PROMPT:
Reproduce each of the following items line for line, with no changes.

|---|

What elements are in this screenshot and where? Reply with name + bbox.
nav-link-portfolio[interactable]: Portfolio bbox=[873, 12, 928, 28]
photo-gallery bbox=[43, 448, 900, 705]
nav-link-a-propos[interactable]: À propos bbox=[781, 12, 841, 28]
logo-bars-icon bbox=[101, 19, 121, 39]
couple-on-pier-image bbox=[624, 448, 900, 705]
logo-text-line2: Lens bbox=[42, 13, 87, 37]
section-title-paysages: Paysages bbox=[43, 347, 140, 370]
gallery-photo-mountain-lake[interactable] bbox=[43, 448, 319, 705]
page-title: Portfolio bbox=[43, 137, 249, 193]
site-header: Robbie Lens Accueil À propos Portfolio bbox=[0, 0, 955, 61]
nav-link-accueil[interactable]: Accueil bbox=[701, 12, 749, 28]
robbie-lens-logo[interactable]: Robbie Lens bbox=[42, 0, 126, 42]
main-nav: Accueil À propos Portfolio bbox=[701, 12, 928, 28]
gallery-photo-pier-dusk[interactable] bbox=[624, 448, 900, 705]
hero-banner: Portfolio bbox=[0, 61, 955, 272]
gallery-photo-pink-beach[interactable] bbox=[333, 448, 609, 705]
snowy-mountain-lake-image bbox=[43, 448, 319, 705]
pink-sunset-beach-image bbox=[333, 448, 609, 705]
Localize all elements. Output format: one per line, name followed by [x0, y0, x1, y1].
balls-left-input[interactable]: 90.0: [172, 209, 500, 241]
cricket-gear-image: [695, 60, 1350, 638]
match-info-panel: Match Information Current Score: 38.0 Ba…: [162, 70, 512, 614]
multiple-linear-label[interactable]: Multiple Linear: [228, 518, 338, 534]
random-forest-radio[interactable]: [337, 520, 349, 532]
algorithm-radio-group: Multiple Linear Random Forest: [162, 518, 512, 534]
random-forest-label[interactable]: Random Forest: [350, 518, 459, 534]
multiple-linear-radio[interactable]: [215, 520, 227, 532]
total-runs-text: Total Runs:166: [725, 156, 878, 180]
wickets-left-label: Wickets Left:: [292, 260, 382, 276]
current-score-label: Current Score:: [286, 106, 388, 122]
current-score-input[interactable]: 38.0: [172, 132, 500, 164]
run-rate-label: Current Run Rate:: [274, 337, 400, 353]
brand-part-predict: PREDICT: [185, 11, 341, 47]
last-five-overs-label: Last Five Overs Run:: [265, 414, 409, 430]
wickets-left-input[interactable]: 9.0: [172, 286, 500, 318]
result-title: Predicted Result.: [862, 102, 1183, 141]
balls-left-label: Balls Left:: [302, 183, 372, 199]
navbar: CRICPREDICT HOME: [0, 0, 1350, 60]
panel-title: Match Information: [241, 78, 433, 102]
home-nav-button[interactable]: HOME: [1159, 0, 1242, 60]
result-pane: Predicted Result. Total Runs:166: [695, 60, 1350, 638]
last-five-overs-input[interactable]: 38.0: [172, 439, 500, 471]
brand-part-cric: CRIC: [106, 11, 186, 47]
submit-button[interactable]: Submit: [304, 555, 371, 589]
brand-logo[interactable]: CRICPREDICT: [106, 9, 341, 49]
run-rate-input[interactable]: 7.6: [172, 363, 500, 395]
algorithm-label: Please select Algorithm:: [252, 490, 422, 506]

|---|

OUTPUT FOR THIS TASK:
What elements are in this screenshot and where? Reply with name + bbox.
nav-link-portfolio[interactable]: Portfolio bbox=[873, 12, 928, 28]
photo-gallery bbox=[43, 448, 900, 705]
nav-link-a-propos[interactable]: À propos bbox=[781, 12, 841, 28]
logo-bars-icon bbox=[101, 19, 121, 39]
couple-on-pier-image bbox=[624, 448, 900, 705]
logo-text-line2: Lens bbox=[42, 13, 87, 37]
section-title-paysages: Paysages bbox=[43, 347, 140, 370]
gallery-photo-mountain-lake[interactable] bbox=[43, 448, 319, 705]
page-title: Portfolio bbox=[43, 137, 249, 193]
site-header: Robbie Lens Accueil À propos Portfolio bbox=[0, 0, 955, 61]
nav-link-accueil[interactable]: Accueil bbox=[701, 12, 749, 28]
robbie-lens-logo[interactable]: Robbie Lens bbox=[42, 0, 126, 42]
main-nav: Accueil À propos Portfolio bbox=[701, 12, 928, 28]
gallery-photo-pier-dusk[interactable] bbox=[624, 448, 900, 705]
hero-banner: Portfolio bbox=[0, 61, 955, 272]
gallery-photo-pink-beach[interactable] bbox=[333, 448, 609, 705]
snowy-mountain-lake-image bbox=[43, 448, 319, 705]
pink-sunset-beach-image bbox=[333, 448, 609, 705]
Localize all elements. Output format: one per line, name followed by [x0, y0, x1, y1].
balls-left-input[interactable]: 90.0: [172, 209, 500, 241]
cricket-gear-image: [695, 60, 1350, 638]
match-info-panel: Match Information Current Score: 38.0 Ba…: [162, 70, 512, 614]
multiple-linear-label[interactable]: Multiple Linear: [228, 518, 338, 534]
random-forest-radio[interactable]: [337, 520, 349, 532]
algorithm-radio-group: Multiple Linear Random Forest: [162, 518, 512, 534]
random-forest-label[interactable]: Random Forest: [350, 518, 459, 534]
multiple-linear-radio[interactable]: [215, 520, 227, 532]
total-runs-text: Total Runs:166: [725, 156, 878, 180]
wickets-left-label: Wickets Left:: [292, 260, 382, 276]
current-score-label: Current Score:: [286, 106, 388, 122]
current-score-input[interactable]: 38.0: [172, 132, 500, 164]
run-rate-label: Current Run Rate:: [274, 337, 400, 353]
brand-part-predict: PREDICT: [185, 11, 341, 47]
last-five-overs-label: Last Five Overs Run:: [265, 414, 409, 430]
wickets-left-input[interactable]: 9.0: [172, 286, 500, 318]
result-title: Predicted Result.: [862, 102, 1183, 141]
balls-left-label: Balls Left:: [302, 183, 372, 199]
navbar: CRICPREDICT HOME: [0, 0, 1350, 60]
panel-title: Match Information: [241, 78, 433, 102]
home-nav-button[interactable]: HOME: [1159, 0, 1242, 60]
result-pane: Predicted Result. Total Runs:166: [695, 60, 1350, 638]
last-five-overs-input[interactable]: 38.0: [172, 439, 500, 471]
brand-part-cric: CRIC: [106, 11, 186, 47]
submit-button[interactable]: Submit: [304, 555, 371, 589]
brand-logo[interactable]: CRICPREDICT: [106, 9, 341, 49]
run-rate-input[interactable]: 7.6: [172, 363, 500, 395]
algorithm-label: Please select Algorithm:: [252, 490, 422, 506]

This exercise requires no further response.